[Saved data entries]
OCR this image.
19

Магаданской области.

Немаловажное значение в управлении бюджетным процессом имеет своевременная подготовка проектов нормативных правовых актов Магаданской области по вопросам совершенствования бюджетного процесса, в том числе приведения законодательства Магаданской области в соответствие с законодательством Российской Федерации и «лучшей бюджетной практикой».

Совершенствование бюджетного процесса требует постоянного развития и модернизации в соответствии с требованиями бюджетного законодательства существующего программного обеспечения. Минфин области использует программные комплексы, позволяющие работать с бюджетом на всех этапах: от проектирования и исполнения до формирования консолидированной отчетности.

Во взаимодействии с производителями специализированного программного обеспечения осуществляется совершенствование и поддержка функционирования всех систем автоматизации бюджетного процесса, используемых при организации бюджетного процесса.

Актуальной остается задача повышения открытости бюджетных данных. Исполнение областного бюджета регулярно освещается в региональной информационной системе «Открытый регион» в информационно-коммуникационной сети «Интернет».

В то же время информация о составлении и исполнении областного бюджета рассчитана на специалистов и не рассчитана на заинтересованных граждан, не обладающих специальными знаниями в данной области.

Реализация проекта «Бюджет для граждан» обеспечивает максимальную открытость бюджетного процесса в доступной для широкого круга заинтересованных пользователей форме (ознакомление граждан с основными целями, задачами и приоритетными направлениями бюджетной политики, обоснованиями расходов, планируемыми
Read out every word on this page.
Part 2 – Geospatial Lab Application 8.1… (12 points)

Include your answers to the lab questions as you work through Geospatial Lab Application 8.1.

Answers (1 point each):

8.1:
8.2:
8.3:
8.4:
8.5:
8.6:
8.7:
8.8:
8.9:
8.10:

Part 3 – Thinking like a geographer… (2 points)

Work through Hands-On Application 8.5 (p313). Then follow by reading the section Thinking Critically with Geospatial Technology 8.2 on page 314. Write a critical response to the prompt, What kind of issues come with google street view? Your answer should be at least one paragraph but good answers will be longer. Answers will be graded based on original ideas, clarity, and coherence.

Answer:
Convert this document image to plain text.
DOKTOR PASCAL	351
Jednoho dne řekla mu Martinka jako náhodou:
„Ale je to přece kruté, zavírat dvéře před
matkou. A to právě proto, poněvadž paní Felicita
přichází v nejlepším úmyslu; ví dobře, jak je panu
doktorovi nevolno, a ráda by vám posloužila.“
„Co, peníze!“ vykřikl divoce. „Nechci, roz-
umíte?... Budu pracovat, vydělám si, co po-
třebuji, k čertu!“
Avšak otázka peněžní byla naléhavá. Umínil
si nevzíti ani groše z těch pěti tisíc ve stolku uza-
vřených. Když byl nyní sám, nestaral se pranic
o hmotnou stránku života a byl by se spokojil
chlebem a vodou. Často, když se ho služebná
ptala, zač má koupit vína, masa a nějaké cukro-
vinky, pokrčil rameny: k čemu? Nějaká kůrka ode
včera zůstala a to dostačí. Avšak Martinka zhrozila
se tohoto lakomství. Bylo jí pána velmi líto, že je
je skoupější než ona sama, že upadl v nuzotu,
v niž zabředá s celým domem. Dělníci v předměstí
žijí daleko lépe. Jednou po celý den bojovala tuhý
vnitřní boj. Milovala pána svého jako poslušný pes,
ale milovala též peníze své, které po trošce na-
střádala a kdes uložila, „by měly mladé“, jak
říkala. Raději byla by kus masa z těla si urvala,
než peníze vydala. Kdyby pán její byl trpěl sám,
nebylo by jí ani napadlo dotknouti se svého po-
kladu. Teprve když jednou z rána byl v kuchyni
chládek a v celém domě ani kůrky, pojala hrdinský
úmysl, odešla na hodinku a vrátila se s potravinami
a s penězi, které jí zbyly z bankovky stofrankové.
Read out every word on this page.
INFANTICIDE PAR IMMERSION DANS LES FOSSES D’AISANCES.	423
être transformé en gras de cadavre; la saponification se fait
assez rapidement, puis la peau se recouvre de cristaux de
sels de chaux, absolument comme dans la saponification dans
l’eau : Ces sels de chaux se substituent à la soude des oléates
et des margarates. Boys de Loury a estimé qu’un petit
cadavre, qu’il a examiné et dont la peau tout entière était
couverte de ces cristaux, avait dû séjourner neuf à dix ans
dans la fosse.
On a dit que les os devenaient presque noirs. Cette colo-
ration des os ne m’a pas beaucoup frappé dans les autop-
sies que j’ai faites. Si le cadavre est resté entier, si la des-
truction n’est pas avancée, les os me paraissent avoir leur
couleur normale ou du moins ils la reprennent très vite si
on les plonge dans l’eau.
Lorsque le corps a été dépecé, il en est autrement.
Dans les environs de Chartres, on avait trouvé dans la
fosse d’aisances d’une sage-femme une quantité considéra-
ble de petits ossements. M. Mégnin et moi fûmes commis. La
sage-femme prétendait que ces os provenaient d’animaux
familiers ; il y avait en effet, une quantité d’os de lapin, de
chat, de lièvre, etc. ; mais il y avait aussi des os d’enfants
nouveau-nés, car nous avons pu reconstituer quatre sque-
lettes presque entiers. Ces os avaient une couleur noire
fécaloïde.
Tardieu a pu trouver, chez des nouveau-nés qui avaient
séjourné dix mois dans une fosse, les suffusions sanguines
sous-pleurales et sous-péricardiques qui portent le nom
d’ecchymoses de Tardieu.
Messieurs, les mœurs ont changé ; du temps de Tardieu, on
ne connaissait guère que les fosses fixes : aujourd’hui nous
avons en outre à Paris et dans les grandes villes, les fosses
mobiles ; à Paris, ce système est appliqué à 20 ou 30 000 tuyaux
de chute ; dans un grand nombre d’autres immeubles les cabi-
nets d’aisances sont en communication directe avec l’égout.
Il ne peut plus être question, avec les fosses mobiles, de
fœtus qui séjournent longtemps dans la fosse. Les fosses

WHAT TO DO: In the entries above, locate every line with the word "всех" and copy it.

RESULT BELOW:
Совершенствование бюджетного процесса требует постоянного развития и модернизации в соответствии с требованиями бюджетного законодательства существующего программного обеспечения. Минфин области использует программные комплексы, позволяющие работать с бюджетом на всех этапах: от проектирования и исполнения до формирования консолидированной отчетности.
Во взаимодействии с производителями специализированного программного обеспечения осуществляется совершенствование и поддержка функционирования всех систем автоматизации бюджетного процесса, используемых при организации бюджетного процесса.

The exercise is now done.